What is expected:
Repeat the records below word for word, but start at the line that contains "Enumerate this screenshot's", stop after the last line, and include nothing else.

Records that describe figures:
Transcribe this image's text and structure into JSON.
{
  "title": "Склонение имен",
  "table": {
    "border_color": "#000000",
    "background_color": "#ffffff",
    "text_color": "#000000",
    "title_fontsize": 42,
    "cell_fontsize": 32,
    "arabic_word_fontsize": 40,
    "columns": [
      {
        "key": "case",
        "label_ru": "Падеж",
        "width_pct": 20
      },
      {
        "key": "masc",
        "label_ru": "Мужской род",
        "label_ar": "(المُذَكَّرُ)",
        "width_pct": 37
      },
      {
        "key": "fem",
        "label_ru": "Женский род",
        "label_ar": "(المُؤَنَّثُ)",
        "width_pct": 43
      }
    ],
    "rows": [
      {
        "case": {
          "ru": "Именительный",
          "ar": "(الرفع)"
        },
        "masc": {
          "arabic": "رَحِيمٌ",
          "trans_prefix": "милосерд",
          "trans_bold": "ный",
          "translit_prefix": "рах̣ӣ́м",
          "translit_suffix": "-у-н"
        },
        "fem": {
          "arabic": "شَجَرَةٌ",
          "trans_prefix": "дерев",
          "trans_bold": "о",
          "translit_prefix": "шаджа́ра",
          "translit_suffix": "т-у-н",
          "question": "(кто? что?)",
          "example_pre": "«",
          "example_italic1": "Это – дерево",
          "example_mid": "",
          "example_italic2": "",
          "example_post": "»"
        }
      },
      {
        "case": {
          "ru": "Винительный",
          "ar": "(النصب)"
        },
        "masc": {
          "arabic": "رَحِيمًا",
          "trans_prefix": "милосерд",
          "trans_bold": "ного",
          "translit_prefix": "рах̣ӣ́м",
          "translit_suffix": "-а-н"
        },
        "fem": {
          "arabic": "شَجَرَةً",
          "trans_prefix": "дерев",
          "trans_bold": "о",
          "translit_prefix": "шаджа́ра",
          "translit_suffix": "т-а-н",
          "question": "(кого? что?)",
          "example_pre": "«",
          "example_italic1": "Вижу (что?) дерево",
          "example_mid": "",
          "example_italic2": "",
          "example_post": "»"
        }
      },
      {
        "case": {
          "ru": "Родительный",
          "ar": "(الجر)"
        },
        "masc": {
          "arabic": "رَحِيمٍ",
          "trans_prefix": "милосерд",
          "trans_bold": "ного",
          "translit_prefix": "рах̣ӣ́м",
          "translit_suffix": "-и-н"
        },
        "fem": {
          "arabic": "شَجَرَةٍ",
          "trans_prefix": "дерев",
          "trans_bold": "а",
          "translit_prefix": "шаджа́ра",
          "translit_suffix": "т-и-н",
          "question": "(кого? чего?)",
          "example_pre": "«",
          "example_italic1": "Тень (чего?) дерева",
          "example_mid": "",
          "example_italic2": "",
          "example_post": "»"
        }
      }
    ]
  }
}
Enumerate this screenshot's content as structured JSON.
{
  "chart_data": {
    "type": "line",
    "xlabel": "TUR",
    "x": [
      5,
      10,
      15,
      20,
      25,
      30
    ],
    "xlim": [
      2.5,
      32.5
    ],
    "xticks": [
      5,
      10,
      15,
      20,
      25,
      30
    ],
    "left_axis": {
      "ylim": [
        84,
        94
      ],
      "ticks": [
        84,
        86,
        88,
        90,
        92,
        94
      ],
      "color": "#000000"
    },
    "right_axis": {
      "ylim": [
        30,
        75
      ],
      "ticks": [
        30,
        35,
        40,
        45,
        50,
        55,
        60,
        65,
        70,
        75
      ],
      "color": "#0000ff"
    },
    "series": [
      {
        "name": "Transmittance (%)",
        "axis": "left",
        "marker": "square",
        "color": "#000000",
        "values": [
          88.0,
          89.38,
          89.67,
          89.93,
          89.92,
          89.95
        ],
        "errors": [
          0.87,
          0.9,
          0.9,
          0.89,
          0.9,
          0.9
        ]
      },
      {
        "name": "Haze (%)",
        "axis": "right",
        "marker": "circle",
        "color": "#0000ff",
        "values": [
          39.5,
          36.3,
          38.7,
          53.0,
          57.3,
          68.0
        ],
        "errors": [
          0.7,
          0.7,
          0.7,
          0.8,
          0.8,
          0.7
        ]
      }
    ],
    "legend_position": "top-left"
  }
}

Output below:
Enumerate this screenshot's content as structured JSON.
{
  "chart_data": {
    "type": "line",
    "xlabel": "TUR",
    "x": [
      5,
      10,
      15,
      20,
      25,
      30
    ],
    "xlim": [
      2.5,
      32.5
    ],
    "xticks": [
      5,
      10,
      15,
      20,
      25,
      30
    ],
    "left_axis": {
      "ylim": [
        84,
        94
      ],
      "ticks": [
        84,
        86,
        88,
        90,
        92,
        94
      ],
      "color": "#000000"
    },
    "right_axis": {
      "ylim": [
        30,
        75
      ],
      "ticks": [
        30,
        35,
        40,
        45,
        50,
        55,
        60,
        65,
        70,
        75
      ],
      "color": "#0000ff"
    },
    "series": [
      {
        "name": "Transmittance (%)",
        "axis": "left",
        "marker": "square",
        "color": "#000000",
        "values": [
          88.0,
          89.38,
          89.67,
          89.93,
          89.92,
          89.95
        ],
        "errors": [
          0.87,
          0.9,
          0.9,
          0.89,
          0.9,
          0.9
        ]
      },
      {
        "name": "Haze (%)",
        "axis": "right",
        "marker": "circle",
        "color": "#0000ff",
        "values": [
          39.5,
          36.3,
          38.7,
          53.0,
          57.3,
          68.0
        ],
        "errors": [
          0.7,
          0.7,
          0.7,
          0.8,
          0.8,
          0.7
        ]
      }
    ],
    "legend_position": "top-left"
  }
}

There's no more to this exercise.